- [Input]:
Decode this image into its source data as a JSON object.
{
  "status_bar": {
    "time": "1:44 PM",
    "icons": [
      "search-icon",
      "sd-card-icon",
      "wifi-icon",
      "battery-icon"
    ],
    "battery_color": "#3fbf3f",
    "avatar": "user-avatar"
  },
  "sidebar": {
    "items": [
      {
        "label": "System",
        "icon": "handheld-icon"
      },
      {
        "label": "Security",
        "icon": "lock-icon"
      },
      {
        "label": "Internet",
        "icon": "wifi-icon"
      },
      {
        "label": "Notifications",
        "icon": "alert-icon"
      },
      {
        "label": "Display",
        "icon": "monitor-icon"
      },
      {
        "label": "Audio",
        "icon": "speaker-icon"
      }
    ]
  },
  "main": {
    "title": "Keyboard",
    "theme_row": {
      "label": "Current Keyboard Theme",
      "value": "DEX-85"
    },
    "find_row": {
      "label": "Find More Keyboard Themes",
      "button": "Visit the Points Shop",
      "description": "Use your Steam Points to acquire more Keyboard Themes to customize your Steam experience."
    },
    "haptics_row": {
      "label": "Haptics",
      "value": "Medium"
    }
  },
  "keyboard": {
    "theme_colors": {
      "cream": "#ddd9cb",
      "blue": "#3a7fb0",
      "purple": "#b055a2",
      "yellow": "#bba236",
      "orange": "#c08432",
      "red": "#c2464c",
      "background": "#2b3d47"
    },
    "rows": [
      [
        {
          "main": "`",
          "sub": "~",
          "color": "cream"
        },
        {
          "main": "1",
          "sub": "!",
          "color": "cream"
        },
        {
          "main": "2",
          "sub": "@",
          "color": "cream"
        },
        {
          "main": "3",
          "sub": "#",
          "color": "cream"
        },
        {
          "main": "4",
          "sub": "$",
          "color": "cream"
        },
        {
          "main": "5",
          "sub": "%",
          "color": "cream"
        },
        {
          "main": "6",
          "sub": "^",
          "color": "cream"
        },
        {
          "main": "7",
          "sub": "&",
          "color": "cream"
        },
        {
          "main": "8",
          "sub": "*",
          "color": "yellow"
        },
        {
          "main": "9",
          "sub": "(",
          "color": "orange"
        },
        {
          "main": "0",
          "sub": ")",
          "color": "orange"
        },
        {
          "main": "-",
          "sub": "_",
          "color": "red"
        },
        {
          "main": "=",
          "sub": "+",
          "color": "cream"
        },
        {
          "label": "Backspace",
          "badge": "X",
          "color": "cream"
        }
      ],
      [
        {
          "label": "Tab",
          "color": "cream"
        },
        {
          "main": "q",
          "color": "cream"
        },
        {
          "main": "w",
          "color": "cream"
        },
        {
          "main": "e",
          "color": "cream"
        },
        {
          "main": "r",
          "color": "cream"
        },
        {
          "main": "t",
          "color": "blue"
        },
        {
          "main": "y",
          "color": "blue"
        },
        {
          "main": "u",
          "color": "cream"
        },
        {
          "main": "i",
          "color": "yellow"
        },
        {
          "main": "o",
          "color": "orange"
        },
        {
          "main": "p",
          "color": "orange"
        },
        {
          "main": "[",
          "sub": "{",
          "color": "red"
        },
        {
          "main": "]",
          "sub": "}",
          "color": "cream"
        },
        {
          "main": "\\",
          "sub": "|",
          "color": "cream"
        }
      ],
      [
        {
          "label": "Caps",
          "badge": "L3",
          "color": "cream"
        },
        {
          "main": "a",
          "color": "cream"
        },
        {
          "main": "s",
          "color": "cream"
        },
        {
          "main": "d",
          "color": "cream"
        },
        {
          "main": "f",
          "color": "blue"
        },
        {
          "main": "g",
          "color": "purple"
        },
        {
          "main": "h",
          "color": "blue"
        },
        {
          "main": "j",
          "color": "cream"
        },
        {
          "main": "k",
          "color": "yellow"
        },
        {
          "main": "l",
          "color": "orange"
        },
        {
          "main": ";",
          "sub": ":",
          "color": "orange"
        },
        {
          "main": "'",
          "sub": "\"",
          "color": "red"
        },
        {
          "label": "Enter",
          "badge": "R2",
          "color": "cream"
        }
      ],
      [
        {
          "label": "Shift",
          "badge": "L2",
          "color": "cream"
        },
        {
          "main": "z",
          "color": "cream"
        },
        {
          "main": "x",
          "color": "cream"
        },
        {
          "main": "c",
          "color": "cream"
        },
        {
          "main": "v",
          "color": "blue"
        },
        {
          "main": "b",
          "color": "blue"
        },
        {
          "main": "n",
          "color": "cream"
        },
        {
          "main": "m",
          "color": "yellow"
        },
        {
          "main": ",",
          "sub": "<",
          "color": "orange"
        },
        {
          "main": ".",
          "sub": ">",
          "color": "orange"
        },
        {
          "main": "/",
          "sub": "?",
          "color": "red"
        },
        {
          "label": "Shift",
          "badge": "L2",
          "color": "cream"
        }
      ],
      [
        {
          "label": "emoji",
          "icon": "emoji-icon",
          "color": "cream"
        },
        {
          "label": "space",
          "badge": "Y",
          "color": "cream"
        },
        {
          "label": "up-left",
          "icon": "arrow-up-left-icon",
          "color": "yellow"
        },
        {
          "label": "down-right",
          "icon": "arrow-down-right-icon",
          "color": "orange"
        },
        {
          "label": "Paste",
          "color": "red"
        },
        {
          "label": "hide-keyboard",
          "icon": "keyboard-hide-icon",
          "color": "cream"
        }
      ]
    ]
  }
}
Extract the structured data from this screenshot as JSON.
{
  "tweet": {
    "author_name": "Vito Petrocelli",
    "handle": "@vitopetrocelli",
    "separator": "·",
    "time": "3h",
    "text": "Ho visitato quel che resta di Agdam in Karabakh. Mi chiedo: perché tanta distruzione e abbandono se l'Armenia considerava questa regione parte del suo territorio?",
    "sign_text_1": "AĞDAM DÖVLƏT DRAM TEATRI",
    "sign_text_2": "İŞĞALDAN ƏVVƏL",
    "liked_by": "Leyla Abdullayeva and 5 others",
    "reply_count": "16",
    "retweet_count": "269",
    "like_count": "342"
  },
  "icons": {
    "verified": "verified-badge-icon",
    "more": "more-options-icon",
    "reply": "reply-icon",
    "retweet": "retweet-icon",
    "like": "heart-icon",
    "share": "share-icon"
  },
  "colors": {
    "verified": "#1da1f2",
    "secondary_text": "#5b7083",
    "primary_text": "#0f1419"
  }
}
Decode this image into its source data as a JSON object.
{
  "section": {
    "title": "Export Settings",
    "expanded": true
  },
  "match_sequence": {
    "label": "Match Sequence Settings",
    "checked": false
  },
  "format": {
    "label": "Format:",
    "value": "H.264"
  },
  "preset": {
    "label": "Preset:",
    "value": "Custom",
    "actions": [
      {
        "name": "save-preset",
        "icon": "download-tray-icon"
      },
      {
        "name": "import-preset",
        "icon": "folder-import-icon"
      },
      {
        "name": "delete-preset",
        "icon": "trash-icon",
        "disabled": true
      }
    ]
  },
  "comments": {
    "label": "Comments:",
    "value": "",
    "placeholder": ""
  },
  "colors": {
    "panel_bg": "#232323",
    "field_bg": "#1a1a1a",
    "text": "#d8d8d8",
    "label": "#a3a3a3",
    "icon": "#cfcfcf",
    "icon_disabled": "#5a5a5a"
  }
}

- [What you should do]: Starting with the line that contains "Extract the structured", return each line through the last one of the data above, exactly as written and nothing more.

- [Response to the exercise]:
Extract the structured data from this screenshot as JSON.
{
  "tweet": {
    "author_name": "Vito Petrocelli",
    "handle": "@vitopetrocelli",
    "separator": "·",
    "time": "3h",
    "text": "Ho visitato quel che resta di Agdam in Karabakh. Mi chiedo: perché tanta distruzione e abbandono se l'Armenia considerava questa regione parte del suo territorio?",
    "sign_text_1": "AĞDAM DÖVLƏT DRAM TEATRI",
    "sign_text_2": "İŞĞALDAN ƏVVƏL",
    "liked_by": "Leyla Abdullayeva and 5 others",
    "reply_count": "16",
    "retweet_count": "269",
    "like_count": "342"
  },
  "icons": {
    "verified": "verified-badge-icon",
    "more": "more-options-icon",
    "reply": "reply-icon",
    "retweet": "retweet-icon",
    "like": "heart-icon",
    "share": "share-icon"
  },
  "colors": {
    "verified": "#1da1f2",
    "secondary_text": "#5b7083",
    "primary_text": "#0f1419"
  }
}
Decode this image into its source data as a JSON object.
{
  "section": {
    "title": "Export Settings",
    "expanded": true
  },
  "match_sequence": {
    "label": "Match Sequence Settings",
    "checked": false
  },
  "format": {
    "label": "Format:",
    "value": "H.264"
  },
  "preset": {
    "label": "Preset:",
    "value": "Custom",
    "actions": [
      {
        "name": "save-preset",
        "icon": "download-tray-icon"
      },
      {
        "name": "import-preset",
        "icon": "folder-import-icon"
      },
      {
        "name": "delete-preset",
        "icon": "trash-icon",
        "disabled": true
      }
    ]
  },
  "comments": {
    "label": "Comments:",
    "value": "",
    "placeholder": ""
  },
  "colors": {
    "panel_bg": "#232323",
    "field_bg": "#1a1a1a",
    "text": "#d8d8d8",
    "label": "#a3a3a3",
    "icon": "#cfcfcf",
    "icon_disabled": "#5a5a5a"
  }
}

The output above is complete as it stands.